Occational initialization failures of nvshmem program

Hi,

 Occasionally a nvshmem prog fails to init; the more GPUs, the worse it gets.  The error on stdout is:
src/comm/transports/ibrc/ibrc.cpp:516: non-zero status: 101 ibv_modify_qp failed
src/comm/transports/ibrc/ibrc.cpp:1425: non-zero status: 7 ep_connect failed
src/comm/transports/ibrc/ibrc.cpp:1490: non-zero status: 7 transport create connect failed
src/comm/transport.cpp:111: non-zero status: 7 endpoint connection failed
src/init/init.cpp:689: non-zero status: 7 nvshmem setup connections failed
src/coll/host/barrier.cpp:nvshmem_barrier_all:35: nvshmem initialization failed, exiting

The installed MLNX OFED is 5.0, and wonder if that could be the cause?

root@n001:~# modinfo nv_peer_mem 
filename:       /lib/modules/5.4.0-122-generic/updates/dkms/nv_peer_mem.ko
version:        1.3-0
license:        Dual BSD/GPL
description:    NVIDIA GPU memory plug-in
author:         Yishai Hadas
srcversion:     EEBE62BF9E5B1A64F1BD327
depends:        ib_core,nvidia
retpoline:      Y
name:           nv_peer_mem
vermagic:       5.4.0-122-generic SMP mod_unload modversions 
signat:         PKCS#7
signer:         
sig_key:        
sig_hashalgo:   md4
parm:           enable_dbg:enable debug tracing (int)

--- Task goal ---
Reproduce word for word the part of the nvshmem initialization post starting with "Occasionally a nvshmem" and going on through "be the cause?".

--- Entries supplied ---
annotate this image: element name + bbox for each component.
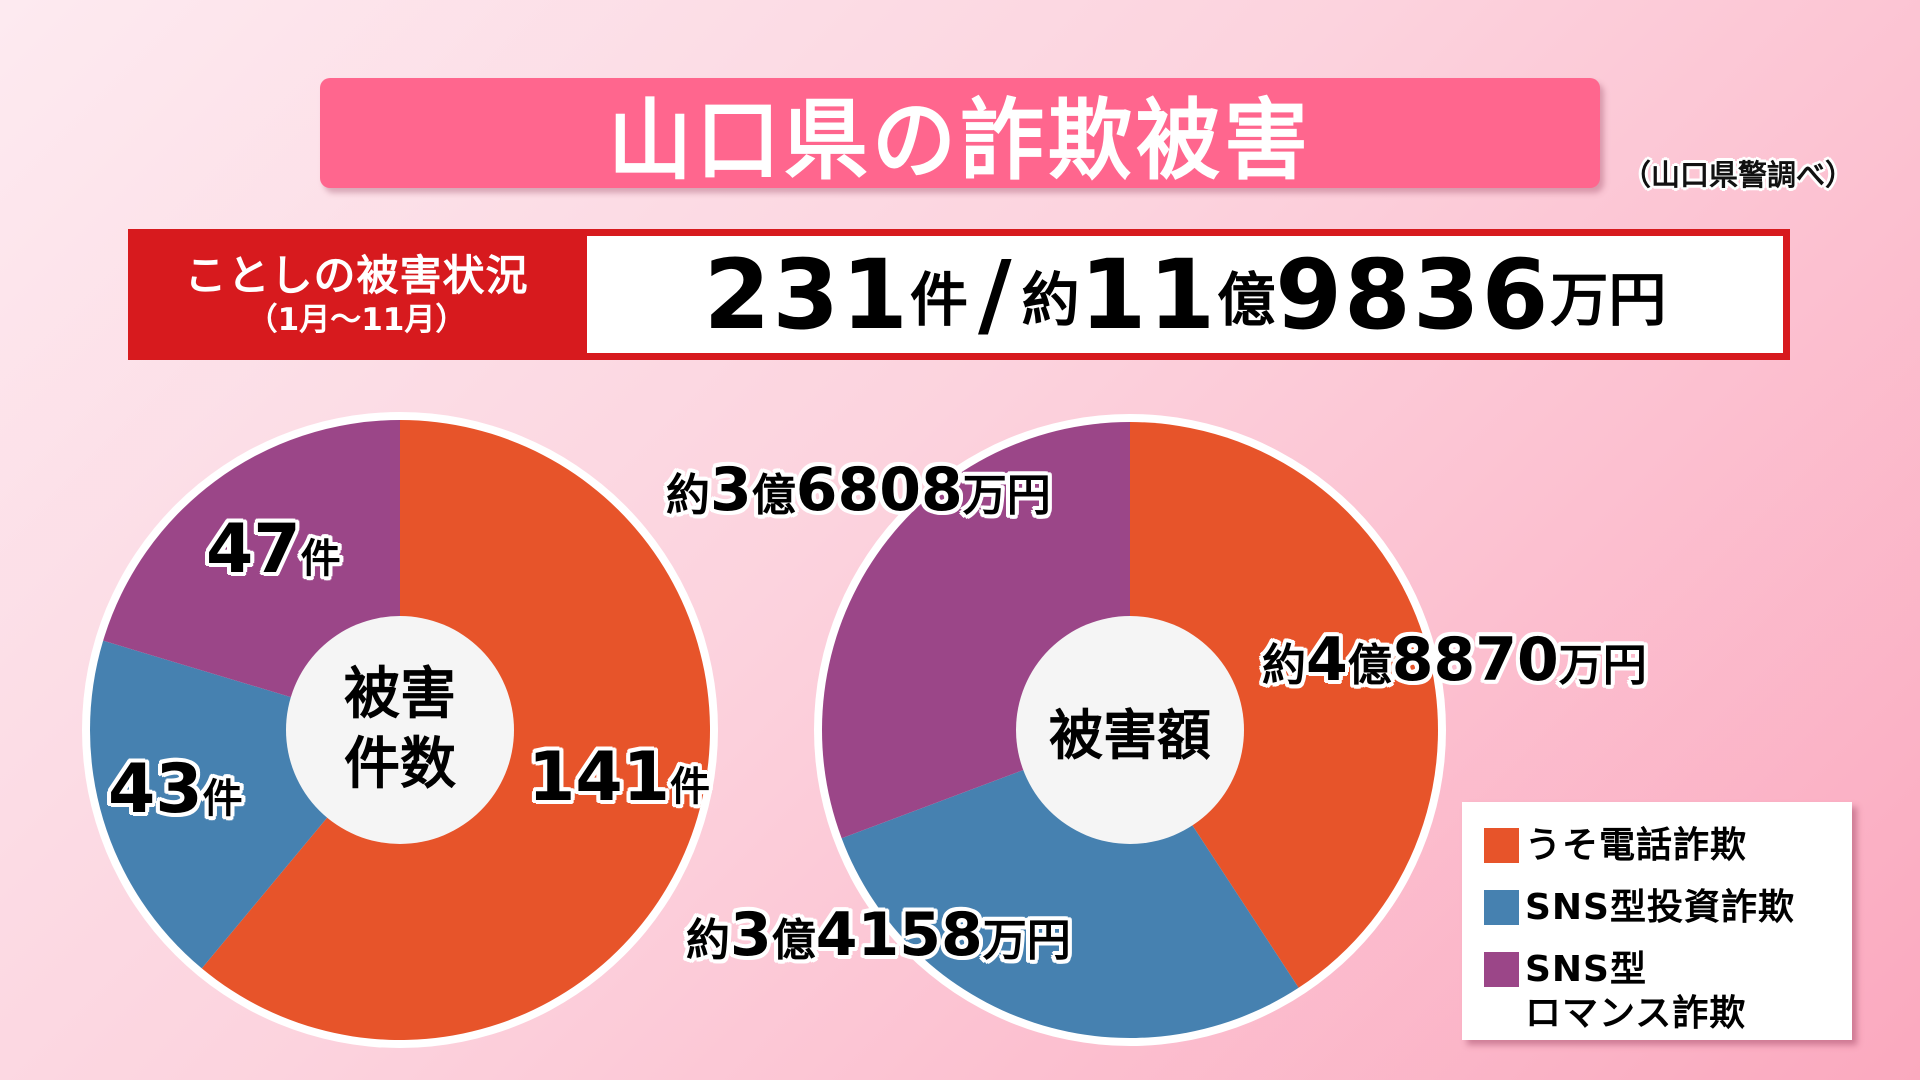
label-amount-sns-romance: 約3億6808万円: [666, 455, 1051, 525]
center-line2: 件数: [344, 732, 456, 797]
legend-label: SNS型 ロマンス詐欺: [1525, 949, 1747, 1034]
legend-item-phone-fraud: うそ電話詐欺: [1484, 824, 1747, 868]
amount-pie-svg: [814, 414, 1446, 1046]
summary-label-title: ことしの被害状況: [184, 250, 529, 300]
count-pie-svg: [82, 412, 718, 1048]
title-banner: 山口県の詐欺被害: [320, 78, 1600, 191]
donut-hole: [1016, 616, 1244, 844]
chart-legend: うそ電話詐欺 SNS型投資詐欺 SNS型 ロマンス詐欺: [1462, 802, 1852, 1040]
pie-slice-phone-fraud: [1130, 422, 1438, 988]
separator: /: [977, 241, 1012, 348]
legend-label: うそ電話詐欺: [1525, 825, 1748, 866]
summary-banner: ことしの被害状況 （1月～11月） 231 件 / 約 11 億 9836 万円: [128, 229, 1790, 360]
donut-hole: [286, 616, 514, 844]
center-text: 被害額: [1049, 703, 1211, 767]
count-pie-chart: 被害 件数: [80, 410, 720, 1050]
summary-label-period: （1月～11月）: [246, 301, 467, 338]
legend-swatch-purple: [1484, 952, 1519, 987]
label-amount-phone-fraud: 約4億8870万円: [1262, 625, 1647, 695]
center-line1: 被害: [344, 662, 456, 727]
total-count: 231: [703, 238, 910, 351]
legend-swatch-blue: [1484, 890, 1519, 925]
pie-slice-sns-investment: [841, 730, 1299, 1038]
legend-item-sns-romance: SNS型 ロマンス詐欺: [1484, 948, 1746, 1036]
total-count-unit: 件: [909, 265, 968, 334]
legend-label: SNS型投資詐欺: [1525, 887, 1795, 928]
label-count-sns-investment: 43件: [108, 750, 243, 829]
count-pie-center-label: 被害 件数: [286, 616, 514, 844]
summary-label: ことしの被害状況 （1月～11月）: [128, 229, 585, 360]
label-count-sns-romance: 47件: [206, 510, 341, 589]
page-title: 山口県の詐欺被害: [607, 88, 1312, 192]
total-amount-oku: 11: [1079, 238, 1218, 351]
amount-pie-center-label: 被害額: [1016, 616, 1244, 844]
amount-prefix: 約: [1021, 265, 1080, 334]
summary-value: 231 件 / 約 11 億 9836 万円: [587, 236, 1783, 353]
total-amount-man-unit: 万円: [1550, 265, 1667, 334]
total-amount-man: 9836: [1275, 238, 1551, 351]
label-count-phone-fraud: 141件: [528, 738, 710, 817]
amount-pie-chart: 被害額: [810, 410, 1450, 1050]
label-amount-sns-investment: 約3億4158万円: [686, 900, 1071, 970]
legend-swatch-orange: [1484, 828, 1519, 863]
legend-item-sns-investment: SNS型投資詐欺: [1484, 886, 1795, 930]
total-amount-oku-unit: 億: [1217, 265, 1276, 334]
source-note: （山口県警調べ）: [1622, 158, 1855, 192]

--- Output of the exercise ---
Occasionally a nvshmem prog fails to init; the more GPUs, the worse it gets.  The error on stdout is:
src/comm/transports/ibrc/ibrc.cpp:516: non-zero status: 101 ibv_modify_qp failed
src/comm/transports/ibrc/ibrc.cpp:1425: non-zero status: 7 ep_connect failed
src/comm/transports/ibrc/ibrc.cpp:1490: non-zero status: 7 transport create connect failed
src/comm/transport.cpp:111: non-zero status: 7 endpoint connection failed
src/init/init.cpp:689: non-zero status: 7 nvshmem setup connections failed
src/coll/host/barrier.cpp:nvshmem_barrier_all:35: nvshmem initialization failed, exiting

The installed MLNX OFED is 5.0, and wonder if that could be the cause?